RECORDS PROVIDED —
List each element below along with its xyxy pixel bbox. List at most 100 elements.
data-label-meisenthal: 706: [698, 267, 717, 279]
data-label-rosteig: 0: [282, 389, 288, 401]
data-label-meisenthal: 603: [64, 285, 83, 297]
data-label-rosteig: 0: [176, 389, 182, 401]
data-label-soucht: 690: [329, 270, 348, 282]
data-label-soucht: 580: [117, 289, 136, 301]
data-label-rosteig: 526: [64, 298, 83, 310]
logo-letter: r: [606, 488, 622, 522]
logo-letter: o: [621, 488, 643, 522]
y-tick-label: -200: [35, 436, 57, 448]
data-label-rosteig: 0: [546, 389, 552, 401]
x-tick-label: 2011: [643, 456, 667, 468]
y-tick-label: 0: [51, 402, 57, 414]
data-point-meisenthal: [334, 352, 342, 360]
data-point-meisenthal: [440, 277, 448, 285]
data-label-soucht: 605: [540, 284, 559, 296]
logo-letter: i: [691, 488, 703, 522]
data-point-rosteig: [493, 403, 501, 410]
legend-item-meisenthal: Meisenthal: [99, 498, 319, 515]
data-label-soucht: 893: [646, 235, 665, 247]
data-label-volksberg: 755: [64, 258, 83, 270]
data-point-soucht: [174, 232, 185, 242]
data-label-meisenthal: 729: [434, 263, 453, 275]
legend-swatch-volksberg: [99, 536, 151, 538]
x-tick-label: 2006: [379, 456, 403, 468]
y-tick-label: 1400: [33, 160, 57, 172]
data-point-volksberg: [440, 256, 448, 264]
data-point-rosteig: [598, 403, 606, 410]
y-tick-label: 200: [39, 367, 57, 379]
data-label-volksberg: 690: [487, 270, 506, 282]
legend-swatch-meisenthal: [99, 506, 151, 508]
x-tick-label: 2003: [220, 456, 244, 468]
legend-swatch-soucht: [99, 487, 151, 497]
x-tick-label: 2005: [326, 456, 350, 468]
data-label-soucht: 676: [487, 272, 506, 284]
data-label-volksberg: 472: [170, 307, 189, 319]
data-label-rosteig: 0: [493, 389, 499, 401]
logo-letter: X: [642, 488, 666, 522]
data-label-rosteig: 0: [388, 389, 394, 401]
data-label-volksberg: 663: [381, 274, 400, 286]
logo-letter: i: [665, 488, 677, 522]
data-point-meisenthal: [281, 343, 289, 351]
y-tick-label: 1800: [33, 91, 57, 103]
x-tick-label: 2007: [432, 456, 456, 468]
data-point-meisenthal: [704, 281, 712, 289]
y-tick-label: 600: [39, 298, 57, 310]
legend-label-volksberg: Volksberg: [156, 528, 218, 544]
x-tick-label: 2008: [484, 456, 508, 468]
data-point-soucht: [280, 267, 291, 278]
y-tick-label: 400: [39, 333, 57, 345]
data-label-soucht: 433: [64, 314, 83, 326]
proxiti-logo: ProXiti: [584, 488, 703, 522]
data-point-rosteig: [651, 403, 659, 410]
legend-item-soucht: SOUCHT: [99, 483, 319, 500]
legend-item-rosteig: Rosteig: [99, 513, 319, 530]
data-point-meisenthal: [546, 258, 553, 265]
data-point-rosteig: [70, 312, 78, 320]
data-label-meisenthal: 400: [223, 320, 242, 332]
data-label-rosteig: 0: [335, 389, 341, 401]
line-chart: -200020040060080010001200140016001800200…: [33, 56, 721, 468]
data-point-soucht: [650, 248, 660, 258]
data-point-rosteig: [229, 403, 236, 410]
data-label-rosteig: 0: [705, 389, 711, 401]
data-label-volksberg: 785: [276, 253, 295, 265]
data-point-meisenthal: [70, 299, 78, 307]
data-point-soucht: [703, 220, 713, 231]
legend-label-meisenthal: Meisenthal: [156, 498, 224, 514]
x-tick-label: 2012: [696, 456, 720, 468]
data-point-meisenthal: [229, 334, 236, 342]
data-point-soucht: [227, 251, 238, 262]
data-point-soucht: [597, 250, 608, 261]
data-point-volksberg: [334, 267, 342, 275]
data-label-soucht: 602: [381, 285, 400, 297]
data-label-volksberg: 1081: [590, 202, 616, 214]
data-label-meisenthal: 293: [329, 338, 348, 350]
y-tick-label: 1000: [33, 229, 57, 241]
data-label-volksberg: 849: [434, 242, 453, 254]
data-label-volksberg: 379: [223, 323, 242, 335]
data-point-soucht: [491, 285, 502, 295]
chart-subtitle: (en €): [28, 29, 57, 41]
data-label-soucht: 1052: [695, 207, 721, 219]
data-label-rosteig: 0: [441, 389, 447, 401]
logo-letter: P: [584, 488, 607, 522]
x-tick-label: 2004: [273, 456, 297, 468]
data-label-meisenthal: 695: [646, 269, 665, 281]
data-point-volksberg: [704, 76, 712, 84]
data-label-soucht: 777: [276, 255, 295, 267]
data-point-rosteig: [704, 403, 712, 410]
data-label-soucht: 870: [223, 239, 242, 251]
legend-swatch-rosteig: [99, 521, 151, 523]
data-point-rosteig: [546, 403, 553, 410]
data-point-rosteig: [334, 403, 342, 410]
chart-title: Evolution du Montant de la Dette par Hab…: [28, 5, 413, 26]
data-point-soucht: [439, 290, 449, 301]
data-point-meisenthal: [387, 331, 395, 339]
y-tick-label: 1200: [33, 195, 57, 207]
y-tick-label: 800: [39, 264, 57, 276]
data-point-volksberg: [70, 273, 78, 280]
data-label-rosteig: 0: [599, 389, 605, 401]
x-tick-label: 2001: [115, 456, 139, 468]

YOUR INSTRUCTIONS —
Reproduce the records above with every "y-tick-label" swapped for "y-axis-label", keeping everything else unchanged.

ANSWER TO THE PROBLEM —
List each element below along with its xyxy pixel bbox. List at most 100 elements.
data-label-meisenthal: 706: [698, 267, 717, 279]
data-label-rosteig: 0: [282, 389, 288, 401]
data-label-meisenthal: 603: [64, 285, 83, 297]
data-label-rosteig: 0: [176, 389, 182, 401]
data-label-soucht: 690: [329, 270, 348, 282]
data-label-soucht: 580: [117, 289, 136, 301]
data-label-rosteig: 526: [64, 298, 83, 310]
logo-letter: r: [606, 488, 622, 522]
logo-letter: o: [621, 488, 643, 522]
y-axis-label: -200: [35, 436, 57, 448]
data-label-rosteig: 0: [546, 389, 552, 401]
x-tick-label: 2011: [643, 456, 667, 468]
y-axis-label: 0: [51, 402, 57, 414]
data-point-meisenthal: [334, 352, 342, 360]
data-point-meisenthal: [440, 277, 448, 285]
data-label-soucht: 605: [540, 284, 559, 296]
logo-letter: i: [691, 488, 703, 522]
data-point-rosteig: [493, 403, 501, 410]
legend-item-meisenthal: Meisenthal: [99, 498, 319, 515]
data-label-soucht: 893: [646, 235, 665, 247]
data-label-volksberg: 755: [64, 258, 83, 270]
data-point-soucht: [174, 232, 185, 242]
data-label-meisenthal: 729: [434, 263, 453, 275]
legend-swatch-volksberg: [99, 536, 151, 538]
x-tick-label: 2006: [379, 456, 403, 468]
y-axis-label: 1400: [33, 160, 57, 172]
data-point-volksberg: [440, 256, 448, 264]
data-point-rosteig: [598, 403, 606, 410]
y-axis-label: 200: [39, 367, 57, 379]
data-label-volksberg: 690: [487, 270, 506, 282]
legend-swatch-meisenthal: [99, 506, 151, 508]
x-tick-label: 2003: [220, 456, 244, 468]
legend-swatch-soucht: [99, 487, 151, 497]
x-tick-label: 2005: [326, 456, 350, 468]
data-label-soucht: 676: [487, 272, 506, 284]
data-label-volksberg: 472: [170, 307, 189, 319]
data-label-rosteig: 0: [493, 389, 499, 401]
logo-letter: X: [642, 488, 666, 522]
data-label-rosteig: 0: [388, 389, 394, 401]
data-label-volksberg: 663: [381, 274, 400, 286]
logo-letter: i: [665, 488, 677, 522]
data-point-meisenthal: [281, 343, 289, 351]
y-axis-label: 1800: [33, 91, 57, 103]
x-tick-label: 2007: [432, 456, 456, 468]
data-point-meisenthal: [704, 281, 712, 289]
y-axis-label: 600: [39, 298, 57, 310]
legend-label-volksberg: Volksberg: [156, 528, 218, 544]
x-tick-label: 2008: [484, 456, 508, 468]
data-point-soucht: [280, 267, 291, 278]
y-axis-label: 400: [39, 333, 57, 345]
data-label-soucht: 433: [64, 314, 83, 326]
proxiti-logo: ProXiti: [584, 488, 703, 522]
data-point-rosteig: [651, 403, 659, 410]
legend-item-soucht: SOUCHT: [99, 483, 319, 500]
legend-item-rosteig: Rosteig: [99, 513, 319, 530]
data-point-meisenthal: [546, 258, 553, 265]
data-point-rosteig: [70, 312, 78, 320]
data-label-meisenthal: 400: [223, 320, 242, 332]
data-label-rosteig: 0: [335, 389, 341, 401]
line-chart: -200020040060080010001200140016001800200…: [33, 56, 721, 468]
data-point-soucht: [650, 248, 660, 258]
data-point-rosteig: [229, 403, 236, 410]
data-label-rosteig: 0: [705, 389, 711, 401]
data-label-volksberg: 785: [276, 253, 295, 265]
data-point-meisenthal: [70, 299, 78, 307]
data-point-soucht: [703, 220, 713, 231]
legend-label-meisenthal: Meisenthal: [156, 498, 224, 514]
x-tick-label: 2012: [696, 456, 720, 468]
data-point-meisenthal: [229, 334, 236, 342]
data-point-soucht: [227, 251, 238, 262]
data-point-soucht: [597, 250, 608, 261]
data-point-volksberg: [334, 267, 342, 275]
data-label-soucht: 602: [381, 285, 400, 297]
data-label-volksberg: 1081: [590, 202, 616, 214]
data-label-meisenthal: 293: [329, 338, 348, 350]
y-axis-label: 1000: [33, 229, 57, 241]
data-label-volksberg: 849: [434, 242, 453, 254]
data-label-volksberg: 379: [223, 323, 242, 335]
data-point-soucht: [491, 285, 502, 295]
chart-subtitle: (en €): [28, 29, 57, 41]
data-label-soucht: 1052: [695, 207, 721, 219]
data-label-rosteig: 0: [441, 389, 447, 401]
logo-letter: P: [584, 488, 607, 522]
x-tick-label: 2004: [273, 456, 297, 468]
data-label-meisenthal: 695: [646, 269, 665, 281]
data-point-volksberg: [704, 76, 712, 84]
data-label-soucht: 777: [276, 255, 295, 267]
data-point-rosteig: [704, 403, 712, 410]
data-label-soucht: 870: [223, 239, 242, 251]
legend-swatch-rosteig: [99, 521, 151, 523]
data-point-rosteig: [546, 403, 553, 410]
data-point-rosteig: [334, 403, 342, 410]
chart-title: Evolution du Montant de la Dette par Hab…: [28, 5, 413, 26]
data-point-soucht: [439, 290, 449, 301]
data-point-meisenthal: [387, 331, 395, 339]
y-axis-label: 1200: [33, 195, 57, 207]
y-axis-label: 800: [39, 264, 57, 276]
data-point-volksberg: [70, 273, 78, 280]
data-label-rosteig: 0: [599, 389, 605, 401]
x-tick-label: 2001: [115, 456, 139, 468]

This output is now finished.